Task description: Repeat the material in full. Keep every line exactly as it is.

Provided material:
□ □ □ □

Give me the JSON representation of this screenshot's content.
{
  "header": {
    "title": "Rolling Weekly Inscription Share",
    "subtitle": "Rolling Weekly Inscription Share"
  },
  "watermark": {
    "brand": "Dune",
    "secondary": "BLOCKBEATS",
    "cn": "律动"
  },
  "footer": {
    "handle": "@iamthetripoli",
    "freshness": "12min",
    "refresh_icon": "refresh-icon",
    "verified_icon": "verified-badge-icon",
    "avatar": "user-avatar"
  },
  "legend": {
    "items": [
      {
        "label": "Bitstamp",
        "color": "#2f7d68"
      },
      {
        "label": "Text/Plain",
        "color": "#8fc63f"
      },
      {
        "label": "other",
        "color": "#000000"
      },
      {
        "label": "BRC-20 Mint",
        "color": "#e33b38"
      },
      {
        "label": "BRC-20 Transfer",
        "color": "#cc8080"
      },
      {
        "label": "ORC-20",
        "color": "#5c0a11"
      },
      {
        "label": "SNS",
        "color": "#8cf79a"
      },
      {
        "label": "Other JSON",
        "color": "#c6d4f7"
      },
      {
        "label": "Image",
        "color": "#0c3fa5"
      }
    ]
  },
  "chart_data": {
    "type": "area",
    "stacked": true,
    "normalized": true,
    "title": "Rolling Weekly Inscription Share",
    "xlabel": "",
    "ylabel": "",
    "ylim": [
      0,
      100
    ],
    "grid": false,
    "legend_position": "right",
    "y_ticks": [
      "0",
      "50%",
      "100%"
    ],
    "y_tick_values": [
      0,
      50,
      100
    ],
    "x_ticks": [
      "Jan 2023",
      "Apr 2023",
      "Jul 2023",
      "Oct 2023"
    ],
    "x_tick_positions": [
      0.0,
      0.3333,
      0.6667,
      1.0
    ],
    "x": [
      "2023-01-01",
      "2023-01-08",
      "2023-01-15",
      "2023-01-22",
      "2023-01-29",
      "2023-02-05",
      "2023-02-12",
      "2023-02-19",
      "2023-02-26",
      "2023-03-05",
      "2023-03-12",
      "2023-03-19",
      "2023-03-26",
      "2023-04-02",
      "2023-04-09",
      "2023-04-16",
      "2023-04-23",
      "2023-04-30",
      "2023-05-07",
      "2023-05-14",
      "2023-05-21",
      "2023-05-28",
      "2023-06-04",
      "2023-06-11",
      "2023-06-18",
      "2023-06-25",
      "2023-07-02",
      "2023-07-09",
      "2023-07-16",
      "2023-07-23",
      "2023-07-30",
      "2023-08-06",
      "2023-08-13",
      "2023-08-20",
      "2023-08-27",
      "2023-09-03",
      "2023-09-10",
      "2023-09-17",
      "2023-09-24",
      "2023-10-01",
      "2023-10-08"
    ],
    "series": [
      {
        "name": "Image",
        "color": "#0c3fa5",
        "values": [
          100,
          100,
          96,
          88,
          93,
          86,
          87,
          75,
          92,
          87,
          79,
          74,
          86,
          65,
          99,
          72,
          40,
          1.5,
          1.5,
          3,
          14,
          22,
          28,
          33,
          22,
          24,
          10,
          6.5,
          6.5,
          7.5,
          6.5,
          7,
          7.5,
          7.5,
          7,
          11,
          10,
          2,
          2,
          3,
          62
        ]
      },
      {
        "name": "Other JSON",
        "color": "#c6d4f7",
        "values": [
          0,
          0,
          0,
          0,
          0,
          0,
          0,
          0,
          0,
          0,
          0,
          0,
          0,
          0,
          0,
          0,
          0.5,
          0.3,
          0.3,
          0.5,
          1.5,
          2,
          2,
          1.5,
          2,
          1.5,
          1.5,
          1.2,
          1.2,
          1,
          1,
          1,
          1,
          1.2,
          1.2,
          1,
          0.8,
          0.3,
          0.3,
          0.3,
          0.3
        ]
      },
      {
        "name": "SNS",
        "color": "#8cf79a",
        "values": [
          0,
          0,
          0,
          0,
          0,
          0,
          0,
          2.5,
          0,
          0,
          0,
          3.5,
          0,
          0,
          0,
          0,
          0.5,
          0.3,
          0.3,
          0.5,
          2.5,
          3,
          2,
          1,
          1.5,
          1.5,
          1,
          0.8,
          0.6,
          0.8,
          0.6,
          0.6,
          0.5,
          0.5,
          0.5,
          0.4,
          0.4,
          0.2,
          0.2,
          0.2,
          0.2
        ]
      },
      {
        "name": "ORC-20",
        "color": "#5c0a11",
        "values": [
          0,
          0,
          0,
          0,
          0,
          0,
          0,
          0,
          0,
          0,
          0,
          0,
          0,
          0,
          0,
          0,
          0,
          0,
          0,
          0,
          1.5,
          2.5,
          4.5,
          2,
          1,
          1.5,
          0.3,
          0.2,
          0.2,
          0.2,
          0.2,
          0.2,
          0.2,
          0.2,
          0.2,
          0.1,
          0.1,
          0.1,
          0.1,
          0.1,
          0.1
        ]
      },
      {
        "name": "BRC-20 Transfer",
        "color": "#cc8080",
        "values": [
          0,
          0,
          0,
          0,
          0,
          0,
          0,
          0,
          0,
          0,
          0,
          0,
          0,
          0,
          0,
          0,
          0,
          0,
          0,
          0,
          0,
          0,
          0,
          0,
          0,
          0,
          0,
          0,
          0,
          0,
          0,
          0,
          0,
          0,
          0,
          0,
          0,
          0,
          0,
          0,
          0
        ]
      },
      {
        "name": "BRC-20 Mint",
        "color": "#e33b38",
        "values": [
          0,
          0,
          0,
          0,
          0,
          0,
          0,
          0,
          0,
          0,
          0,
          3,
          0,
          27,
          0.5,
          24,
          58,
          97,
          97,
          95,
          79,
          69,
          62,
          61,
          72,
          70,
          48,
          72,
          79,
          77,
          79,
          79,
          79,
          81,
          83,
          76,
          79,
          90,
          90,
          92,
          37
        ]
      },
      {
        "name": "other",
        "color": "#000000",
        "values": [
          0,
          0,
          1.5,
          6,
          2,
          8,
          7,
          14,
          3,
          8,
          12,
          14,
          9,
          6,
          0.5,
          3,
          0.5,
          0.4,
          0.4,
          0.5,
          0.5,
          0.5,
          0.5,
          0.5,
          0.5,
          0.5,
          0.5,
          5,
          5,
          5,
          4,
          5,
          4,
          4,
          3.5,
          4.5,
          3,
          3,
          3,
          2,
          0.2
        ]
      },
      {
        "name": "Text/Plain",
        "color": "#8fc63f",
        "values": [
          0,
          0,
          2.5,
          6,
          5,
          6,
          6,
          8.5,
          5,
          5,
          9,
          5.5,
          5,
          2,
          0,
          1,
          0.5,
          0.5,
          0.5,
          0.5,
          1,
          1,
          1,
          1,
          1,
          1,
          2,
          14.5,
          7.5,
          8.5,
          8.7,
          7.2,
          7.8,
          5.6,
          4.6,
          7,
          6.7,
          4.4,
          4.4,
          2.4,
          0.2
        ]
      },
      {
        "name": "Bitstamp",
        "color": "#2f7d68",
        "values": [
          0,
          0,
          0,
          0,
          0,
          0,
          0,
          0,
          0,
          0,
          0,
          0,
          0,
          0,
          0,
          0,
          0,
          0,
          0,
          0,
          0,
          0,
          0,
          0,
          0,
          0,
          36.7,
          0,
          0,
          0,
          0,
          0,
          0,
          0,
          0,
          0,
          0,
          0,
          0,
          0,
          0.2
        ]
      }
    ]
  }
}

□ □ □ □

Result of this exercise:
Give me the JSON representation of this screenshot's content.
{
  "header": {
    "title": "Rolling Weekly Inscription Share",
    "subtitle": "Rolling Weekly Inscription Share"
  },
  "watermark": {
    "brand": "Dune",
    "secondary": "BLOCKBEATS",
    "cn": "律动"
  },
  "footer": {
    "handle": "@iamthetripoli",
    "freshness": "12min",
    "refresh_icon": "refresh-icon",
    "verified_icon": "verified-badge-icon",
    "avatar": "user-avatar"
  },
  "legend": {
    "items": [
      {
        "label": "Bitstamp",
        "color": "#2f7d68"
      },
      {
        "label": "Text/Plain",
        "color": "#8fc63f"
      },
      {
        "label": "other",
        "color": "#000000"
      },
      {
        "label": "BRC-20 Mint",
        "color": "#e33b38"
      },
      {
        "label": "BRC-20 Transfer",
        "color": "#cc8080"
      },
      {
        "label": "ORC-20",
        "color": "#5c0a11"
      },
      {
        "label": "SNS",
        "color": "#8cf79a"
      },
      {
        "label": "Other JSON",
        "color": "#c6d4f7"
      },
      {
        "label": "Image",
        "color": "#0c3fa5"
      }
    ]
  },
  "chart_data": {
    "type": "area",
    "stacked": true,
    "normalized": true,
    "title": "Rolling Weekly Inscription Share",
    "xlabel": "",
    "ylabel": "",
    "ylim": [
      0,
      100
    ],
    "grid": false,
    "legend_position": "right",
    "y_ticks": [
      "0",
      "50%",
      "100%"
    ],
    "y_tick_values": [
      0,
      50,
      100
    ],
    "x_ticks": [
      "Jan 2023",
      "Apr 2023",
      "Jul 2023",
      "Oct 2023"
    ],
    "x_tick_positions": [
      0.0,
      0.3333,
      0.6667,
      1.0
    ],
    "x": [
      "2023-01-01",
      "2023-01-08",
      "2023-01-15",
      "2023-01-22",
      "2023-01-29",
      "2023-02-05",
      "2023-02-12",
      "2023-02-19",
      "2023-02-26",
      "2023-03-05",
      "2023-03-12",
      "2023-03-19",
      "2023-03-26",
      "2023-04-02",
      "2023-04-09",
      "2023-04-16",
      "2023-04-23",
      "2023-04-30",
      "2023-05-07",
      "2023-05-14",
      "2023-05-21",
      "2023-05-28",
      "2023-06-04",
      "2023-06-11",
      "2023-06-18",
      "2023-06-25",
      "2023-07-02",
      "2023-07-09",
      "2023-07-16",
      "2023-07-23",
      "2023-07-30",
      "2023-08-06",
      "2023-08-13",
      "2023-08-20",
      "2023-08-27",
      "2023-09-03",
      "2023-09-10",
      "2023-09-17",
      "2023-09-24",
      "2023-10-01",
      "2023-10-08"
    ],
    "series": [
      {
        "name": "Image",
        "color": "#0c3fa5",
        "values": [
          100,
          100,
          96,
          88,
          93,
          86,
          87,
          75,
          92,
          87,
          79,
          74,
          86,
          65,
          99,
          72,
          40,
          1.5,
          1.5,
          3,
          14,
          22,
          28,
          33,
          22,
          24,
          10,
          6.5,
          6.5,
          7.5,
          6.5,
          7,
          7.5,
          7.5,
          7,
          11,
          10,
          2,
          2,
          3,
          62
        ]
      },
      {
        "name": "Other JSON",
        "color": "#c6d4f7",
        "values": [
          0,
          0,
          0,
          0,
          0,
          0,
          0,
          0,
          0,
          0,
          0,
          0,
          0,
          0,
          0,
          0,
          0.5,
          0.3,
          0.3,
          0.5,
          1.5,
          2,
          2,
          1.5,
          2,
          1.5,
          1.5,
          1.2,
          1.2,
          1,
          1,
          1,
          1,
          1.2,
          1.2,
          1,
          0.8,
          0.3,
          0.3,
          0.3,
          0.3
        ]
      },
      {
        "name": "SNS",
        "color": "#8cf79a",
        "values": [
          0,
          0,
          0,
          0,
          0,
          0,
          0,
          2.5,
          0,
          0,
          0,
          3.5,
          0,
          0,
          0,
          0,
          0.5,
          0.3,
          0.3,
          0.5,
          2.5,
          3,
          2,
          1,
          1.5,
          1.5,
          1,
          0.8,
          0.6,
          0.8,
          0.6,
          0.6,
          0.5,
          0.5,
          0.5,
          0.4,
          0.4,
          0.2,
          0.2,
          0.2,
          0.2
        ]
      },
      {
        "name": "ORC-20",
        "color": "#5c0a11",
        "values": [
          0,
          0,
          0,
          0,
          0,
          0,
          0,
          0,
          0,
          0,
          0,
          0,
          0,
          0,
          0,
          0,
          0,
          0,
          0,
          0,
          1.5,
          2.5,
          4.5,
          2,
          1,
          1.5,
          0.3,
          0.2,
          0.2,
          0.2,
          0.2,
          0.2,
          0.2,
          0.2,
          0.2,
          0.1,
          0.1,
          0.1,
          0.1,
          0.1,
          0.1
        ]
      },
      {
        "name": "BRC-20 Transfer",
        "color": "#cc8080",
        "values": [
          0,
          0,
          0,
          0,
          0,
          0,
          0,
          0,
          0,
          0,
          0,
          0,
          0,
          0,
          0,
          0,
          0,
          0,
          0,
          0,
          0,
          0,
          0,
          0,
          0,
          0,
          0,
          0,
          0,
          0,
          0,
          0,
          0,
          0,
          0,
          0,
          0,
          0,
          0,
          0,
          0
        ]
      },
      {
        "name": "BRC-20 Mint",
        "color": "#e33b38",
        "values": [
          0,
          0,
          0,
          0,
          0,
          0,
          0,
          0,
          0,
          0,
          0,
          3,
          0,
          27,
          0.5,
          24,
          58,
          97,
          97,
          95,
          79,
          69,
          62,
          61,
          72,
          70,
          48,
          72,
          79,
          77,
          79,
          79,
          79,
          81,
          83,
          76,
          79,
          90,
          90,
          92,
          37
        ]
      },
      {
        "name": "other",
        "color": "#000000",
        "values": [
          0,
          0,
          1.5,
          6,
          2,
          8,
          7,
          14,
          3,
          8,
          12,
          14,
          9,
          6,
          0.5,
          3,
          0.5,
          0.4,
          0.4,
          0.5,
          0.5,
          0.5,
          0.5,
          0.5,
          0.5,
          0.5,
          0.5,
          5,
          5,
          5,
          4,
          5,
          4,
          4,
          3.5,
          4.5,
          3,
          3,
          3,
          2,
          0.2
        ]
      },
      {
        "name": "Text/Plain",
        "color": "#8fc63f",
        "values": [
          0,
          0,
          2.5,
          6,
          5,
          6,
          6,
          8.5,
          5,
          5,
          9,
          5.5,
          5,
          2,
          0,
          1,
          0.5,
          0.5,
          0.5,
          0.5,
          1,
          1,
          1,
          1,
          1,
          1,
          2,
          14.5,
          7.5,
          8.5,
          8.7,
          7.2,
          7.8,
          5.6,
          4.6,
          7,
          6.7,
          4.4,
          4.4,
          2.4,
          0.2
        ]
      },
      {
        "name": "Bitstamp",
        "color": "#2f7d68",
        "values": [
          0,
          0,
          0,
          0,
          0,
          0,
          0,
          0,
          0,
          0,
          0,
          0,
          0,
          0,
          0,
          0,
          0,
          0,
          0,
          0,
          0,
          0,
          0,
          0,
          0,
          0,
          36.7,
          0,
          0,
          0,
          0,
          0,
          0,
          0,
          0,
          0,
          0,
          0,
          0,
          0,
          0.2
        ]
      }
    ]
  }
}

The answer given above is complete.